PROVIDED DATA:
++++++++

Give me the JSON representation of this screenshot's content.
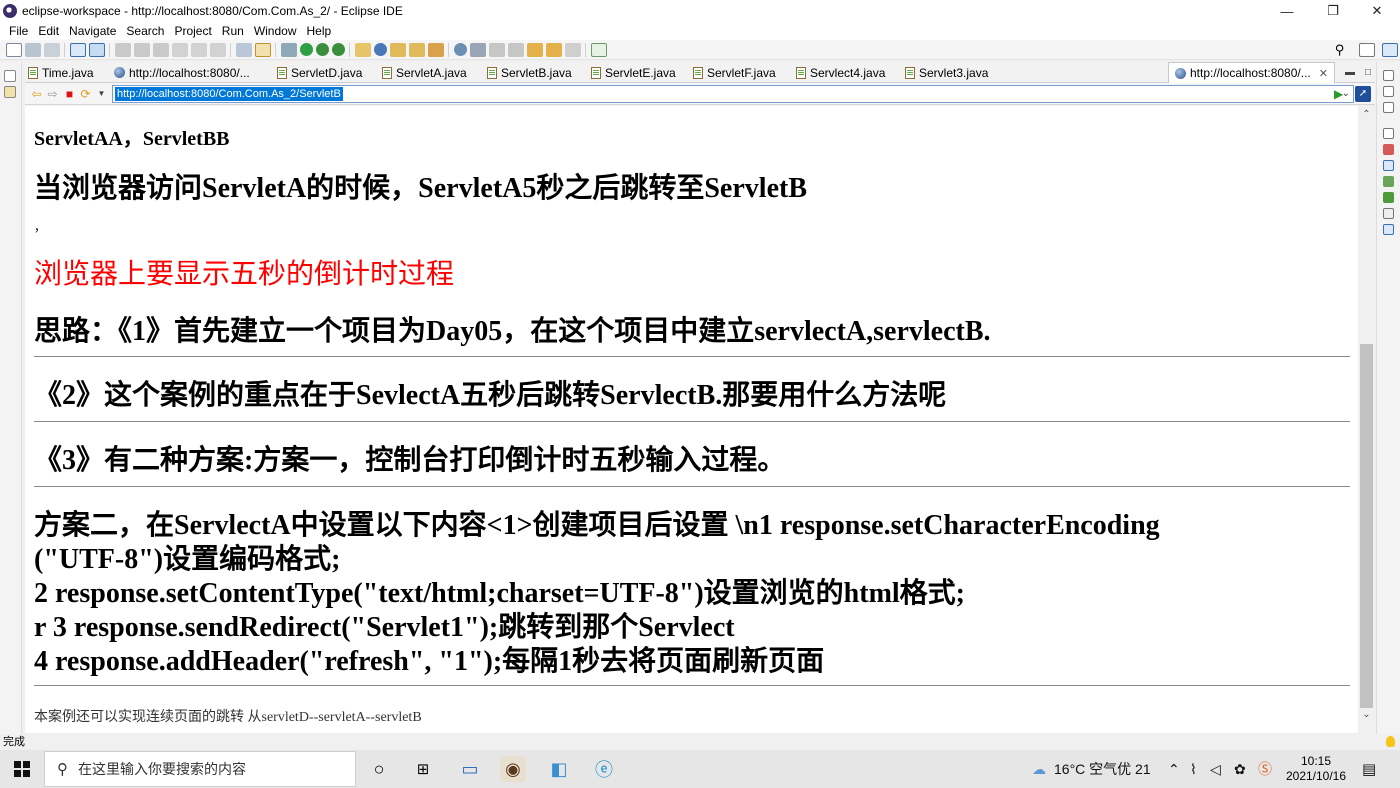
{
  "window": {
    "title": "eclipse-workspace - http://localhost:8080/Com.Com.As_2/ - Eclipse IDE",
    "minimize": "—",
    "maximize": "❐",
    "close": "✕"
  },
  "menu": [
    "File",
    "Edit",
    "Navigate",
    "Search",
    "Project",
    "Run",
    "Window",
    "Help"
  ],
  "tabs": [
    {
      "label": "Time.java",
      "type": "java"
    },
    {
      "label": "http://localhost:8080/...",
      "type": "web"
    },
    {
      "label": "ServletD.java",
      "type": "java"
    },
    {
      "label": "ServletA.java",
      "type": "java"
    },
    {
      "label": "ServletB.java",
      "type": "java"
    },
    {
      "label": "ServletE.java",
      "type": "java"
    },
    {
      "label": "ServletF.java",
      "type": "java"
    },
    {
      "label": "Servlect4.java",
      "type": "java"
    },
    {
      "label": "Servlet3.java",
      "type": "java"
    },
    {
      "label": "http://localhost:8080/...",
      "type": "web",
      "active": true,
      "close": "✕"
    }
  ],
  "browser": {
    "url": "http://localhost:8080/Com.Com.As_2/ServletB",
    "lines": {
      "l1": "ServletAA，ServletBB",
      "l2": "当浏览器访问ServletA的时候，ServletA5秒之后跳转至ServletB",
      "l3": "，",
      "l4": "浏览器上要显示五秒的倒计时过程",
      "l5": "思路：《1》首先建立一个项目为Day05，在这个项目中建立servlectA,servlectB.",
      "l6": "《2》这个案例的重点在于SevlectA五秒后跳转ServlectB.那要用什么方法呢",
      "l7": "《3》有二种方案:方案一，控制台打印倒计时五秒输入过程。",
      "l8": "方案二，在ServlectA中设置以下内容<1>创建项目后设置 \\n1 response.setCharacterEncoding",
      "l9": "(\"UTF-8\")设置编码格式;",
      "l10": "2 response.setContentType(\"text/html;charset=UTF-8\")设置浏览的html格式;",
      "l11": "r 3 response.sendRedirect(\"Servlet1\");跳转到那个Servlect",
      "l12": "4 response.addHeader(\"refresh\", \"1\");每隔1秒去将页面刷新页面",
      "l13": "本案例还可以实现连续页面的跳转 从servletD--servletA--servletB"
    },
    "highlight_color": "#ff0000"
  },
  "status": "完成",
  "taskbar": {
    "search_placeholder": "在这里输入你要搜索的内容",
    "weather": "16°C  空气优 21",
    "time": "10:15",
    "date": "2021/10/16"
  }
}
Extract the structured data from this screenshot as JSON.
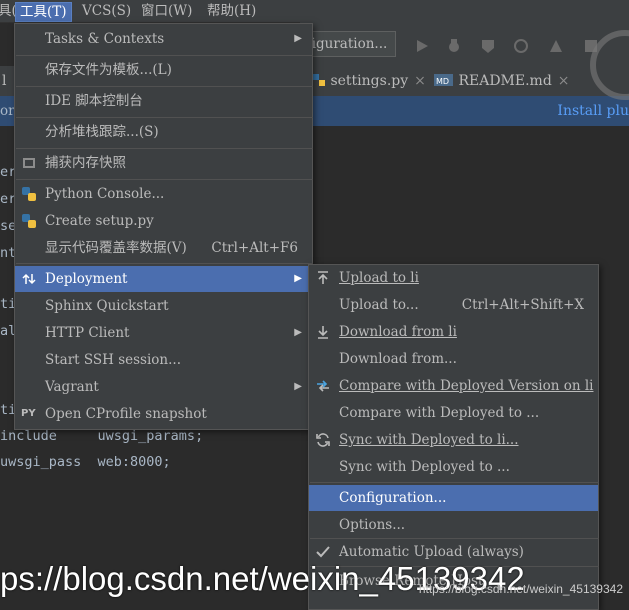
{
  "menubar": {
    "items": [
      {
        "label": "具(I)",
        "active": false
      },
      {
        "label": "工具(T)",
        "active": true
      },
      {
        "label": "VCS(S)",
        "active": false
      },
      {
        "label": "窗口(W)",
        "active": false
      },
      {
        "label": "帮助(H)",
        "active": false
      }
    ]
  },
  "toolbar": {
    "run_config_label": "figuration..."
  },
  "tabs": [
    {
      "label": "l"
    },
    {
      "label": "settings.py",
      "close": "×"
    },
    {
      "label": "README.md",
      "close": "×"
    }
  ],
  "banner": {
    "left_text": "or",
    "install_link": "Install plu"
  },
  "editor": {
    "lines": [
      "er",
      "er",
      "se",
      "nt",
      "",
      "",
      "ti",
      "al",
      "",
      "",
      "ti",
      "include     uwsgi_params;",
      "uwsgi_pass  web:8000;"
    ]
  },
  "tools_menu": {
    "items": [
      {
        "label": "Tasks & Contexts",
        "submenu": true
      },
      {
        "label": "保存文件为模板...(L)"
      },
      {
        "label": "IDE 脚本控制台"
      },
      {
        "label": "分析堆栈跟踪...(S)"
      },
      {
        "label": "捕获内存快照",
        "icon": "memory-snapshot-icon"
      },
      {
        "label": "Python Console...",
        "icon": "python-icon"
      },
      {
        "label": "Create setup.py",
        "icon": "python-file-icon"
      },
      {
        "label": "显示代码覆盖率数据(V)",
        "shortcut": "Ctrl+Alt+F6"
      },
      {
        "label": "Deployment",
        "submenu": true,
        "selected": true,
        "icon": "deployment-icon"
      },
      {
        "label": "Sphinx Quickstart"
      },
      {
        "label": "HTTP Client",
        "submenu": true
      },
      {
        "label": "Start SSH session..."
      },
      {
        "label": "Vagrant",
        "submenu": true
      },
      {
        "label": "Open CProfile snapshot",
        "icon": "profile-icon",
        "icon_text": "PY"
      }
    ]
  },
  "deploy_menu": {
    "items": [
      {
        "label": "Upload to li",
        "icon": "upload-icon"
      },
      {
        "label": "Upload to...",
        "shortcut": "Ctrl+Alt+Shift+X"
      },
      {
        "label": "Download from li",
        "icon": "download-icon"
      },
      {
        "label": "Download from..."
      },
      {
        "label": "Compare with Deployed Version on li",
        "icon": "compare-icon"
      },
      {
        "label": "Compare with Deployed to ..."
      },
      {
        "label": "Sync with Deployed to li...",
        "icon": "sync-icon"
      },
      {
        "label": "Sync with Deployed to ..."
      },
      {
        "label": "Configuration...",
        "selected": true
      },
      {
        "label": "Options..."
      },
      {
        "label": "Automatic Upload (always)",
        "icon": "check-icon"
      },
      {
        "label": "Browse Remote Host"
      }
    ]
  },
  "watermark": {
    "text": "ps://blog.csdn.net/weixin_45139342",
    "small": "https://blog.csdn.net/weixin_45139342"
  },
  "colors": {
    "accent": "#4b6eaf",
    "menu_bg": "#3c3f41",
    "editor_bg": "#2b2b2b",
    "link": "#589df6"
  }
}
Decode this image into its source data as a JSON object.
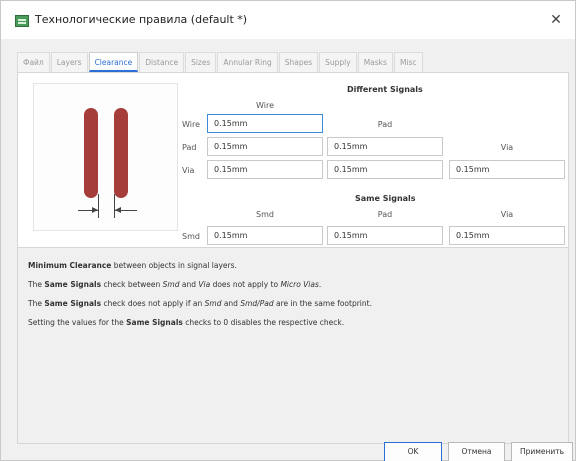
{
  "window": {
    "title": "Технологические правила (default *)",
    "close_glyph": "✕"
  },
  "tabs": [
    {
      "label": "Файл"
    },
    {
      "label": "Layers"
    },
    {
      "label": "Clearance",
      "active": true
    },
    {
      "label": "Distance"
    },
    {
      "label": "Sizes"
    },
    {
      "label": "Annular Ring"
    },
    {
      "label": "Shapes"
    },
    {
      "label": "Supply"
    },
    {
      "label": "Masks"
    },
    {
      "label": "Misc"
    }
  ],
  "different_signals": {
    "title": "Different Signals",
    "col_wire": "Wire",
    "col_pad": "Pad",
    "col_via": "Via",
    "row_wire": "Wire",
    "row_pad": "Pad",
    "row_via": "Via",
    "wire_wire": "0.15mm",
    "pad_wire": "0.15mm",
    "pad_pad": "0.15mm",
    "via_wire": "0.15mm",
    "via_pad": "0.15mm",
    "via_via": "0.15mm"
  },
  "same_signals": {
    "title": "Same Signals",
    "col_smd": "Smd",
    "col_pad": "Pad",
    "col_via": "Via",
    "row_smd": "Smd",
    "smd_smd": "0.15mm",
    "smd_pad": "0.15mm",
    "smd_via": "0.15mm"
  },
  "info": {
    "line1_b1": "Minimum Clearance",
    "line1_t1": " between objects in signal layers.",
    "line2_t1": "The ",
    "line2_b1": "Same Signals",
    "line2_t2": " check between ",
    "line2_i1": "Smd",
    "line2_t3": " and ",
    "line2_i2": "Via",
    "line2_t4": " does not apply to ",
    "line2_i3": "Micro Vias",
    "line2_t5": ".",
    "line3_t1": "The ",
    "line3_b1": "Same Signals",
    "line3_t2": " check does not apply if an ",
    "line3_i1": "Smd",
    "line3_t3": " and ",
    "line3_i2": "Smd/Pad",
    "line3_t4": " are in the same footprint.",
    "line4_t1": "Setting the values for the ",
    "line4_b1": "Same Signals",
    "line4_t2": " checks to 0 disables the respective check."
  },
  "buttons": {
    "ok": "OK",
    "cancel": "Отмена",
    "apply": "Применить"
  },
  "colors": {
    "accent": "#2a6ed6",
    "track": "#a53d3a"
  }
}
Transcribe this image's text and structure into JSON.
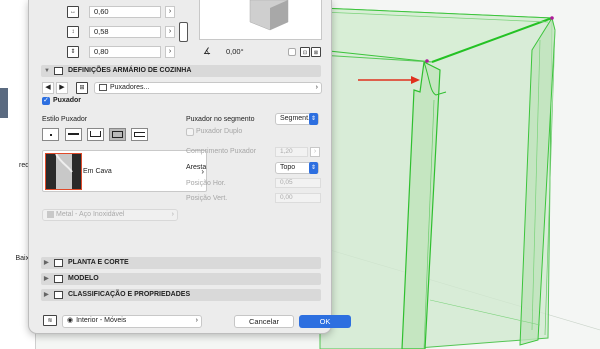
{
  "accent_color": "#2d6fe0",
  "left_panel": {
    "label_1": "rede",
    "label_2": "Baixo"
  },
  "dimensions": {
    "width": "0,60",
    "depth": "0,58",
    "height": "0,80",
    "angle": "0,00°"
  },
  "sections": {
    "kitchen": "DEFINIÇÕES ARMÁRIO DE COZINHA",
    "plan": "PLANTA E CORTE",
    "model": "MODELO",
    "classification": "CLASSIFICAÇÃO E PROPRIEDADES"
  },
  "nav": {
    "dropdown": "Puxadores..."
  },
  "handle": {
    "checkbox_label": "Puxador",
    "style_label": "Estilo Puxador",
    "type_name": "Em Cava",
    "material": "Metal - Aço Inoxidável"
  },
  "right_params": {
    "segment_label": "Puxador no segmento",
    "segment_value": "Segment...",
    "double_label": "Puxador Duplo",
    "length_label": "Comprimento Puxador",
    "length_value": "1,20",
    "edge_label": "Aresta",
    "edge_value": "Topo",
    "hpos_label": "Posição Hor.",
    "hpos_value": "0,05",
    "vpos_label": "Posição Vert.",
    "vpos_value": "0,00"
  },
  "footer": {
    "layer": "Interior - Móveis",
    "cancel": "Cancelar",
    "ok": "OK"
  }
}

++++++++

THE REQUEST: Of the lines in this listing, report how many contain the string "between", and give the number only.

SOLUTION FOR THIS PROBLEM: 2